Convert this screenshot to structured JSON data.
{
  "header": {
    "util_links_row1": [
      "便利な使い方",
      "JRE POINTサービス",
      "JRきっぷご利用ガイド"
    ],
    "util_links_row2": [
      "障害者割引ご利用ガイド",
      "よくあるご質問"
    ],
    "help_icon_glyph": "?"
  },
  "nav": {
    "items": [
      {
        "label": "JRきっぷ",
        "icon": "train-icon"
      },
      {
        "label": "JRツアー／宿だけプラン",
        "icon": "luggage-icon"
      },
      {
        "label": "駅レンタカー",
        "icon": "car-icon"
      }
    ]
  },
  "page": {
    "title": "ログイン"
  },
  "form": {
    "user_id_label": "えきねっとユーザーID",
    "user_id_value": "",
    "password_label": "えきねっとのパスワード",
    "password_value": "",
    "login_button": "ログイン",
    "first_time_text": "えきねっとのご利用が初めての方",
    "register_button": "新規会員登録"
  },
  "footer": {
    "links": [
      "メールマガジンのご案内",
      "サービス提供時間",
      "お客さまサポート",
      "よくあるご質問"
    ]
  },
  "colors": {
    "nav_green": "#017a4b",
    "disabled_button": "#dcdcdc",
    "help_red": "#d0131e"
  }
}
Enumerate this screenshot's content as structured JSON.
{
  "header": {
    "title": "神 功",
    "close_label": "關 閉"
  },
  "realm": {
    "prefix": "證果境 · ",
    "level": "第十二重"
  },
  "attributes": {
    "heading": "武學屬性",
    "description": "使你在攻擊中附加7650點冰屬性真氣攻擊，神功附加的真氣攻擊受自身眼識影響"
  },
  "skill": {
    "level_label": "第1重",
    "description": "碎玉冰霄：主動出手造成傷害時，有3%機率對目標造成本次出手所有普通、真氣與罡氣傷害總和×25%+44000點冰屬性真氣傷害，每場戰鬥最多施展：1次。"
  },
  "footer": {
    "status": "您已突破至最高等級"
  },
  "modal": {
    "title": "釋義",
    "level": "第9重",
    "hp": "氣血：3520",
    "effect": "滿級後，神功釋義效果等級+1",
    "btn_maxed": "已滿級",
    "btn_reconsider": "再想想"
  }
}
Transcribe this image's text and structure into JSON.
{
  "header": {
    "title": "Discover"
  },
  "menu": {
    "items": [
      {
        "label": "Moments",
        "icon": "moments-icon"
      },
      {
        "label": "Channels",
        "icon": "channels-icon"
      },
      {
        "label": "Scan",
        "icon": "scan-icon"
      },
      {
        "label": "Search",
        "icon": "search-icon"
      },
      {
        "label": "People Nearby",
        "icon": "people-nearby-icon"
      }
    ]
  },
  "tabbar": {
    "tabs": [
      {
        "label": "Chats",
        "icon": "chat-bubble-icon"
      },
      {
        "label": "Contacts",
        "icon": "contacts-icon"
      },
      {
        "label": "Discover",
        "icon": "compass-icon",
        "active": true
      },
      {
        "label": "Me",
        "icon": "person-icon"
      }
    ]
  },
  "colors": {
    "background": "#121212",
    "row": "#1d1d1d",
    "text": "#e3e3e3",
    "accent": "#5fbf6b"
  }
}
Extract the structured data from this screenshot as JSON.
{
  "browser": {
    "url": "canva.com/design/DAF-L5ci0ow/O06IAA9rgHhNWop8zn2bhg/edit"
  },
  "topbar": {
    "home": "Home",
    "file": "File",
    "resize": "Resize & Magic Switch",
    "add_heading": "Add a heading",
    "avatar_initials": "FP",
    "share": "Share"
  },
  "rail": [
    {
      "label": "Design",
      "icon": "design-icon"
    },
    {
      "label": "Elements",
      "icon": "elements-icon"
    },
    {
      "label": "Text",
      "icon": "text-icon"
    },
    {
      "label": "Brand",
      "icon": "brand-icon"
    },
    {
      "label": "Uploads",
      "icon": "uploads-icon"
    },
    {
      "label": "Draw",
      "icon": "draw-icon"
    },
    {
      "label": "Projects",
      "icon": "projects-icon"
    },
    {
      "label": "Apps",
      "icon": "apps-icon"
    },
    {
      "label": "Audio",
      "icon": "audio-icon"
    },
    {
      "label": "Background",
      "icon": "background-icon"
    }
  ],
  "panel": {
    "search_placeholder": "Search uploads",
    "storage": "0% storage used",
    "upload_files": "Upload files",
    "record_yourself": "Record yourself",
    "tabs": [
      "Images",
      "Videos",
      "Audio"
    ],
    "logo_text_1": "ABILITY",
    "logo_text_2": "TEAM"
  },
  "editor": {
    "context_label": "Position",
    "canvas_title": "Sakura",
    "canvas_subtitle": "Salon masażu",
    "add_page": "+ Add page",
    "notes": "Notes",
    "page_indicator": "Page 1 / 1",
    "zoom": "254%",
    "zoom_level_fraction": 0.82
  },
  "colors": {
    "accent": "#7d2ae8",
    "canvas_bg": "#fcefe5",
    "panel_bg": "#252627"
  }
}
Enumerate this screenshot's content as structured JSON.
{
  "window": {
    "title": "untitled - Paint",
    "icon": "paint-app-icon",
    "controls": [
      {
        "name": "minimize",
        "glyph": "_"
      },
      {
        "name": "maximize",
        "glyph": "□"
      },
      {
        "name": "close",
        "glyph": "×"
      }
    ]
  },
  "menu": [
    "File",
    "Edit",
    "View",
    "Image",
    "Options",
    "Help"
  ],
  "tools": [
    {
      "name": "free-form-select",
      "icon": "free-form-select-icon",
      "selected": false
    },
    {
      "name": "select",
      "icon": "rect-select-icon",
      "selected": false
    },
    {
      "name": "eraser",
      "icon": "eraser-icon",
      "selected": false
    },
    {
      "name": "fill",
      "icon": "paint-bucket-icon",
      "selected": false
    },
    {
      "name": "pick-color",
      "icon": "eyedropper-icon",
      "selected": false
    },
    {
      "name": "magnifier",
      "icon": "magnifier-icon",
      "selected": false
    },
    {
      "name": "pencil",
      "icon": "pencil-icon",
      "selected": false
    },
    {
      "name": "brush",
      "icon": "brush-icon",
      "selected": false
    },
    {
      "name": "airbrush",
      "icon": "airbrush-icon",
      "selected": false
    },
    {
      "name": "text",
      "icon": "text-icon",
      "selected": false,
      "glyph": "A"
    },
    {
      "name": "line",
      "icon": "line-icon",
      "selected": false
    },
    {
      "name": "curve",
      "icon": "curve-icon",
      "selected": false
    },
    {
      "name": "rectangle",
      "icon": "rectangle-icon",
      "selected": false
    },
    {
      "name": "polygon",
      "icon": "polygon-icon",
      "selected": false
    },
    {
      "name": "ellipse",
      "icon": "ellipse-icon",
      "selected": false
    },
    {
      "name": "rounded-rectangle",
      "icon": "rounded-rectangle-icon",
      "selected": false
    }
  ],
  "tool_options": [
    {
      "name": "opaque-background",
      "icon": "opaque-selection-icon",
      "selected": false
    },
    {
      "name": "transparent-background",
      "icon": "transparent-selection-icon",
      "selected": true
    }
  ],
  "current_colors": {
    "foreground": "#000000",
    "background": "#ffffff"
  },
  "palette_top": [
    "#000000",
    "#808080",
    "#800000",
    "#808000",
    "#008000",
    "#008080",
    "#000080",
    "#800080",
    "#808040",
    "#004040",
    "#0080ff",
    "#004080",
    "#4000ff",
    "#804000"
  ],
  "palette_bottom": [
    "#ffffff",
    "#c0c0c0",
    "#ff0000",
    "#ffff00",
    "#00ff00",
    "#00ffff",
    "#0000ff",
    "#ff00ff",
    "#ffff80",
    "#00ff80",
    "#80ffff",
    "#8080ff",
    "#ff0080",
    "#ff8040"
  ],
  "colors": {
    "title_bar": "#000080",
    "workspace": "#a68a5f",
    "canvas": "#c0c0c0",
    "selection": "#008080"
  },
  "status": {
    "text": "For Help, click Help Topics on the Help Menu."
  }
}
★ ★ ★ ★ ★ ★ ★
**Written problem:**
Gather each line in these records that contains the string "screenshot".

**Exercise solution:**
Convert this screenshot to structured JSON data.
Enumerate this screenshot's content as structured JSON.
Extract the structured data from this screenshot as JSON.
Enumerate this screenshot's content as structured JSON.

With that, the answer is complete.